◆ **REQUIREMENTS**:
Pick out each line of the records in which the word "color" appears.

[Data entries for graphics]
★ ★ ★ ★ ★ ★ ★

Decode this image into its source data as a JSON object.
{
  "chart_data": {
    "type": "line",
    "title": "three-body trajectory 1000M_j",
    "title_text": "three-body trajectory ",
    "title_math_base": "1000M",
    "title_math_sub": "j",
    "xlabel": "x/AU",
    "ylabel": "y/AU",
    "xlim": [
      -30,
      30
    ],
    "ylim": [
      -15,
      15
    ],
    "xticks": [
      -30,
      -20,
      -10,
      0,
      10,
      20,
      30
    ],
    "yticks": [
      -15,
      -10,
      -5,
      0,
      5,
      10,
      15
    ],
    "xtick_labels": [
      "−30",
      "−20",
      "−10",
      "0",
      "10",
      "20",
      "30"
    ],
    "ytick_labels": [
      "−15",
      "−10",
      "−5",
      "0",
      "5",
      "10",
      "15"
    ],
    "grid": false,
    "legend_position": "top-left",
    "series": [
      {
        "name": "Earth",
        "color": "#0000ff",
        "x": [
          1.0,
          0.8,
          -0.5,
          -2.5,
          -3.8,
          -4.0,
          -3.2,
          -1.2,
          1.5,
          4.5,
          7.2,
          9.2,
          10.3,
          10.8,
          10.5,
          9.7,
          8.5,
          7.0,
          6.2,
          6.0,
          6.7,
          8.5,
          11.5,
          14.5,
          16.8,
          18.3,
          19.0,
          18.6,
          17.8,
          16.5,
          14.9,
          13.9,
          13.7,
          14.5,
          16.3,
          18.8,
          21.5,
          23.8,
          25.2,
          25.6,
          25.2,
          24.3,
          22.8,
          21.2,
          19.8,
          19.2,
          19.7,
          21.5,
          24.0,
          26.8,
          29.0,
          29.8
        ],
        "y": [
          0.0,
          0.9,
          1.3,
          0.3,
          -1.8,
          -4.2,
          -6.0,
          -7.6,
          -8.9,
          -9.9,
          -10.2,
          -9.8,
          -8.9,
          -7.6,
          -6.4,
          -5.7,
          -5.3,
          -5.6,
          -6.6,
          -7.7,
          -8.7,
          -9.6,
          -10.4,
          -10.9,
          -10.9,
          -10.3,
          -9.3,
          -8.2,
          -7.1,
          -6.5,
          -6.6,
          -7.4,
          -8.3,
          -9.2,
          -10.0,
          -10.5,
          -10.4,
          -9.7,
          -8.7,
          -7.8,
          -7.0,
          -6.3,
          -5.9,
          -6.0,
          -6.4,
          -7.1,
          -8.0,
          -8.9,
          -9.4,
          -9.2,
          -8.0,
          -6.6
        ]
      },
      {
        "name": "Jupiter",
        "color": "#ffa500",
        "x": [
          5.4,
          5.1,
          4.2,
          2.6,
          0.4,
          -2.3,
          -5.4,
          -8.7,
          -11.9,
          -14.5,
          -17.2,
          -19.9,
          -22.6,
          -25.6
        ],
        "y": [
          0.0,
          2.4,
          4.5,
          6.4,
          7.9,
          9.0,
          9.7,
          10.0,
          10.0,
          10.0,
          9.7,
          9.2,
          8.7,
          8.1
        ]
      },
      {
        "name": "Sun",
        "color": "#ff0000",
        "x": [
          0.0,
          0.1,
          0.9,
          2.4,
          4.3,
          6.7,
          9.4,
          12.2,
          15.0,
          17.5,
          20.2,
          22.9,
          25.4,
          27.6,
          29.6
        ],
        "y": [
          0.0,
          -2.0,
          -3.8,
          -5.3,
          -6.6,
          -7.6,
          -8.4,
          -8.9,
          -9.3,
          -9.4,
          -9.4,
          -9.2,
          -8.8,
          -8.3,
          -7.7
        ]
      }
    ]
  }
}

★ ★ ★ ★ ★ ★ ★

◆ **TASK SOLUTION**:
        "color": "#0000ff",
        "color": "#ffa500",
        "color": "#ff0000",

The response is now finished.